*DIRECTIVE*. Scan the records for the word "instability". Copy each line that includes it.

Extracts from a graphics dataset
-----

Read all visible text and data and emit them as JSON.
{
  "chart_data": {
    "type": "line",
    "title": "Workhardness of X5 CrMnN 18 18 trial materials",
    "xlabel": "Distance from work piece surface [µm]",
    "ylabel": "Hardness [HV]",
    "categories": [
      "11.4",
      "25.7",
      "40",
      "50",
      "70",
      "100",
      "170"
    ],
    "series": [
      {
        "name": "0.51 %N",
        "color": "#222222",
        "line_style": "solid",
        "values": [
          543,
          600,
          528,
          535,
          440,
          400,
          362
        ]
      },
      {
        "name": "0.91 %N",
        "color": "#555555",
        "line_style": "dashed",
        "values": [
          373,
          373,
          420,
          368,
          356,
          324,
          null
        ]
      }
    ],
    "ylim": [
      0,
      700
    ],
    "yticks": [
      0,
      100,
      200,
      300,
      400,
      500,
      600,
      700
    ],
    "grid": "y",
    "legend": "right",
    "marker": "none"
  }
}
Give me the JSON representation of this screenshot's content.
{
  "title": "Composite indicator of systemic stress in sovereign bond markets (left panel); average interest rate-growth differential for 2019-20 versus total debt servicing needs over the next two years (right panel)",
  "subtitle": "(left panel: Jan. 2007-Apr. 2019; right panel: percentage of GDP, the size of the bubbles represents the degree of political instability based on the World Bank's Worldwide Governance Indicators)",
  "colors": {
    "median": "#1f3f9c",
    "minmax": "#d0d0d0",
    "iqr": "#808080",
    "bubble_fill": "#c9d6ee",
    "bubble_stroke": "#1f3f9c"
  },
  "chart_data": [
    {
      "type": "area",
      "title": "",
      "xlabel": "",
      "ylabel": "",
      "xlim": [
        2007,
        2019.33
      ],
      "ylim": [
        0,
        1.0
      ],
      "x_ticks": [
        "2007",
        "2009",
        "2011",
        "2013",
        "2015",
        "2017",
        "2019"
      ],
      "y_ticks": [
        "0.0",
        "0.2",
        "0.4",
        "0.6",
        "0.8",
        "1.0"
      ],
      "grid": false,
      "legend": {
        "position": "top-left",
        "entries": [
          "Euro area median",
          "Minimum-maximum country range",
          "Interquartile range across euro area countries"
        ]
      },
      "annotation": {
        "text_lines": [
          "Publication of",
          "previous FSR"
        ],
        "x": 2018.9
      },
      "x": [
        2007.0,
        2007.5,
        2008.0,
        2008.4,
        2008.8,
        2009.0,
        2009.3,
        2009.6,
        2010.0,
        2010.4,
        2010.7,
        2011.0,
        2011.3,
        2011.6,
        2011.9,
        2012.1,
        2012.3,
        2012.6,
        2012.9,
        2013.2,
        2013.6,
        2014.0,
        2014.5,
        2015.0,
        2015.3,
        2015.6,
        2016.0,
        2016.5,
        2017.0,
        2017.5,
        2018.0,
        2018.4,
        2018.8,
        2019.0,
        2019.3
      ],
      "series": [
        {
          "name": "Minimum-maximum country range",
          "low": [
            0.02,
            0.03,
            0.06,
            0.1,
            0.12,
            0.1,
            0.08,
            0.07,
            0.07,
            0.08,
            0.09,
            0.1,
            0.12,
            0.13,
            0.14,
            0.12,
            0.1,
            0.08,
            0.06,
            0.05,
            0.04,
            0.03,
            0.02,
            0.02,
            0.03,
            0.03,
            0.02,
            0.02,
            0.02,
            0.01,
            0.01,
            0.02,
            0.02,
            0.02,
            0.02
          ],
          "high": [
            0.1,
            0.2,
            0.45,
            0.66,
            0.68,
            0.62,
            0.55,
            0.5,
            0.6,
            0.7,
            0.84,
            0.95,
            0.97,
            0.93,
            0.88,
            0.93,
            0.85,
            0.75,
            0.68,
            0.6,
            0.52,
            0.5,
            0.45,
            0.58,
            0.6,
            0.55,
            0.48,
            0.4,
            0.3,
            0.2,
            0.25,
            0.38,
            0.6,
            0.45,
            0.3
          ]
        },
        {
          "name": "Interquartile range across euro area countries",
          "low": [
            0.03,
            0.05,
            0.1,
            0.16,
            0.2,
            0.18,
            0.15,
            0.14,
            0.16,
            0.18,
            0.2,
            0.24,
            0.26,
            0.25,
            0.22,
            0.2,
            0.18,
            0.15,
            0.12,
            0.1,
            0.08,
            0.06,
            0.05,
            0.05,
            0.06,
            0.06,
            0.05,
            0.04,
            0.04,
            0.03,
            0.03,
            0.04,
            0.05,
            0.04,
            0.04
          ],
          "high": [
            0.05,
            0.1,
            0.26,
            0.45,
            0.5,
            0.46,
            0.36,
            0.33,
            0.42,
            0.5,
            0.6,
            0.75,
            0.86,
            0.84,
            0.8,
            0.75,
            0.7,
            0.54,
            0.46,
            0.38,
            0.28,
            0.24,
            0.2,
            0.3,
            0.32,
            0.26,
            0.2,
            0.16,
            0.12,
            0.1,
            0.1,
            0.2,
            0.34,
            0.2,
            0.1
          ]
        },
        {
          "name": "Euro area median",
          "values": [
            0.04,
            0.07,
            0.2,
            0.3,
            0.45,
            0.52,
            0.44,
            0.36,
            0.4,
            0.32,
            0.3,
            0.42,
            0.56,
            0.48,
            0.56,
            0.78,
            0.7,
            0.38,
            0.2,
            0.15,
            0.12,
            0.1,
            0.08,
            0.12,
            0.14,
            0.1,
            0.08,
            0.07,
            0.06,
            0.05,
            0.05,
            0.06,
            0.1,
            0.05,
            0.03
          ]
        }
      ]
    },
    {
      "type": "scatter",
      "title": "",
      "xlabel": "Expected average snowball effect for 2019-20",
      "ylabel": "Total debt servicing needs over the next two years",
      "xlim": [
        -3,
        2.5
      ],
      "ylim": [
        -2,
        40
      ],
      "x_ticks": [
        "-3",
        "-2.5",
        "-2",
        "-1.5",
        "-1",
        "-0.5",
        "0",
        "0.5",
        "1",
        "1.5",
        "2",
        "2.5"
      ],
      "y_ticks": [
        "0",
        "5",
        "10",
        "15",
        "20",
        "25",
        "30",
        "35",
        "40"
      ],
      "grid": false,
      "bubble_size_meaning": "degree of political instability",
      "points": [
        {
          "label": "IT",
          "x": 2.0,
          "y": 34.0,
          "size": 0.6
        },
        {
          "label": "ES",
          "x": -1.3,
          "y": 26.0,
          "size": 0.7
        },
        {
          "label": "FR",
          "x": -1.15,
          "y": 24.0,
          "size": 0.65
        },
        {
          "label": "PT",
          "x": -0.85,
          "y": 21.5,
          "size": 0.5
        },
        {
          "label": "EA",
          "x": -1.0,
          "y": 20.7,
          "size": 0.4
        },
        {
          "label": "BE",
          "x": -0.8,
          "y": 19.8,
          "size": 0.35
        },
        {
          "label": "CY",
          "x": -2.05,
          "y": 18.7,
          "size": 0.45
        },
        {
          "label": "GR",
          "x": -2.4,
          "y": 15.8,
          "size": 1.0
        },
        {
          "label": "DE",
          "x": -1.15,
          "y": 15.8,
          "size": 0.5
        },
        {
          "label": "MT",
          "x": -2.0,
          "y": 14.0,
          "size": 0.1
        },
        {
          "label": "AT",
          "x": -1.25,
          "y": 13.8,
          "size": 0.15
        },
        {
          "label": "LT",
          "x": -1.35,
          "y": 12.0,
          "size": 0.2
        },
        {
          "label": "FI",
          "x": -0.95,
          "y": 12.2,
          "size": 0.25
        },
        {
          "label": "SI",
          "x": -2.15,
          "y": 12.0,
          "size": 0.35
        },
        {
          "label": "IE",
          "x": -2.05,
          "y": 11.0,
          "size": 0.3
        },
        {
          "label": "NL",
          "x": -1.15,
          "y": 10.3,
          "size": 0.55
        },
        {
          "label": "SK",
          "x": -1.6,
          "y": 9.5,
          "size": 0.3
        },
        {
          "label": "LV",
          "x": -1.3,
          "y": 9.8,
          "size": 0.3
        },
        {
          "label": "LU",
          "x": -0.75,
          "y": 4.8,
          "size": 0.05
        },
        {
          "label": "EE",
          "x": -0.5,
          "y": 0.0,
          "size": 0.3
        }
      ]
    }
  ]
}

-----

*SOLVED EXERCISE*.
  "subtitle": "(left panel: Jan. 2007-Apr. 2019; right panel: percentage of GDP, the size of the bubbles represents the degree of political instability based on the World Bank's Worldwide Governance Indicators)",
      "bubble_size_meaning": "degree of political instability",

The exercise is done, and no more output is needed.